Dos modelos de inversión colectiva, diferencias importantes
Cuando buscamos formas de invertir en el sector inmobiliario sin comprar una propiedad en solitario, nos encontramos con dos conceptos que a menudo se confunden: la co-inversión inmobiliaria y el crowdfunding inmobiliario. Aunque ambos permiten la participación colectiva en activos inmobiliarios, sus estructuras, implicaciones legales y perfiles de riesgo son muy distintos.
¿Qué es el crowdfunding inmobiliario?
El crowdfunding inmobiliario es un modelo regulado por la CNMV en España bajo la Ley 5/2015. Los inversores prestan dinero (crowdlending) o adquieren participaciones en una sociedad gestora que a su vez compra y gestiona el inmueble. El inversor no es propietario directo del activo, sino acreedor o partícipe de una entidad intermedia.
Plataformas como Housers, Urbanitae o Reinvest24 operan bajo este modelo.
¿Qué es la co-inversión directa?
En la co-inversión directa, los participantes se convierten en copropietarios reales del inmueble, figurando en la escritura pública ante notario. No existe sociedad gestora intermediaria que posea el activo; los co-inversores son directamente los dueños.

__DATOS PROPORCIONADOS__
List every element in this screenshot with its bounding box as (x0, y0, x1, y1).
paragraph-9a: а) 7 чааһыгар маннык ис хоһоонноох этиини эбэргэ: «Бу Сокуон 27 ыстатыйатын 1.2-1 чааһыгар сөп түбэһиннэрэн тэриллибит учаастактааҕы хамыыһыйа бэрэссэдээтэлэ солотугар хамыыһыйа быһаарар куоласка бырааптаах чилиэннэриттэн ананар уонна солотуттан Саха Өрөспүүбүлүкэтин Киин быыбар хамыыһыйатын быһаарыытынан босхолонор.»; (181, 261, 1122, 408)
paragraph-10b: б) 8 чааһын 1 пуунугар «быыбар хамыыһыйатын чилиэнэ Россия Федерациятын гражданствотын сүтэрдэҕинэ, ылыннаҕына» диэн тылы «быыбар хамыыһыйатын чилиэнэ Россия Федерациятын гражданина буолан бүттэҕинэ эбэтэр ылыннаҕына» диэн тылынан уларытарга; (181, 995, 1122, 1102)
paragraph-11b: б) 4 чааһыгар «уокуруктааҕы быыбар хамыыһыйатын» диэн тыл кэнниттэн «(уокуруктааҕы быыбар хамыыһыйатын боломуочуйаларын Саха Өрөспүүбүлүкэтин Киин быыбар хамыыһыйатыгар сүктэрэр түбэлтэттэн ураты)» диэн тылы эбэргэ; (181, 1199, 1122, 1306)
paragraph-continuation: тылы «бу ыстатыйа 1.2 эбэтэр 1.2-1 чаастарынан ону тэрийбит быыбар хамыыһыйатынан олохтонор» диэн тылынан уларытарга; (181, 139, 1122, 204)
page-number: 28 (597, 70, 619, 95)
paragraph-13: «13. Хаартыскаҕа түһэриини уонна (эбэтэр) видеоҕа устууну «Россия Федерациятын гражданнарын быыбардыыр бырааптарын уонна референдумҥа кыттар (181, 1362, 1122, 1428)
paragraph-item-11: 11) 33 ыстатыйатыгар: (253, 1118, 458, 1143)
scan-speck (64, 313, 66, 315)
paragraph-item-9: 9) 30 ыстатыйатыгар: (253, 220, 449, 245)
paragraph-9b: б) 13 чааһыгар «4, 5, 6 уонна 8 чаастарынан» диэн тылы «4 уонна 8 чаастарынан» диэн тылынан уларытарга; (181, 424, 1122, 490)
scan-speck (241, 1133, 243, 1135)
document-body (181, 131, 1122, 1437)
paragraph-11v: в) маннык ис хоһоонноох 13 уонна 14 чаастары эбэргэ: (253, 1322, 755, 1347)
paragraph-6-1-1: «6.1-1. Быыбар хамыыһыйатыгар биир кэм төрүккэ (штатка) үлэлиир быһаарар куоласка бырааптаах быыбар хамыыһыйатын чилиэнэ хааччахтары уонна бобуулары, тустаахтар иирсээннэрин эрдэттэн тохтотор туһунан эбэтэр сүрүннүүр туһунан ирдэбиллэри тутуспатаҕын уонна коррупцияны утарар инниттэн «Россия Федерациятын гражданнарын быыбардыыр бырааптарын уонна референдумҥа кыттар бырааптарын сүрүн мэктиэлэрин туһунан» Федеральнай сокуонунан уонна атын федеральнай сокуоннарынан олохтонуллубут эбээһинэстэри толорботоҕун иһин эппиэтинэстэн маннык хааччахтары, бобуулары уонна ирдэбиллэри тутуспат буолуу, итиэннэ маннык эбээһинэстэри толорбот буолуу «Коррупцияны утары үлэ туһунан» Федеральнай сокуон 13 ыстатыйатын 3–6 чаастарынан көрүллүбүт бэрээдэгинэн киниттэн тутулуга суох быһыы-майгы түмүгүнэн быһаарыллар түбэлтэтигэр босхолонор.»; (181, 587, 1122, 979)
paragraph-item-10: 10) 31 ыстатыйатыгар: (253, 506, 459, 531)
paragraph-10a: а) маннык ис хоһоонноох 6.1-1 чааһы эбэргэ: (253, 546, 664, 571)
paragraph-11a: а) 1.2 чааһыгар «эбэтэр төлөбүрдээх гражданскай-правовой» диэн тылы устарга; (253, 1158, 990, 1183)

__TAREAS__
A. Según el texto sobre co-inversión y crowdfunding inmobiliario, ¿bajo qué ley está regulado el crowdfunding inmobiliario en España?
B. Prosigue el texto sobre co-inversión y crowdfunding inmobiliario a partir de su última oración.
Los ítems constituyen un material independiente del texto.

__RESPUESTAS EN ORDEN__
A. Bajo la Ley 5/2015.

B.
Tabla comparativa
| Aspecto | Crowdfunding inmob. | Co-inversión directa |
|---|---|---|
| Propiedad real | ❌ No (participas en sociedad) | ✅ Sí (escritura notarial) |
| Regulación CNMV | ✅ Obligatoria | No aplica |
| Mínimo de inversión | Desde 250 € | Desde 5.000 € |
| Liquidez | Mercado secundario (limitado) | Venta de participación (negociación) |
| Riesgo intermediario | Sí (quiebra de la plataforma) | No |
| Transparencia | Media | Alta (acceso al activo real) |
¿Cuál es mejor para ti?
Si buscas liquidez inmediata y montos pequeños, el crowdfunding regulado puede ser una opción. Si prefieres la seguridad de ser propietario real, con mayor transparencia y sin riesgo de contraparte institucional, la co-inversión directa es más adecuada.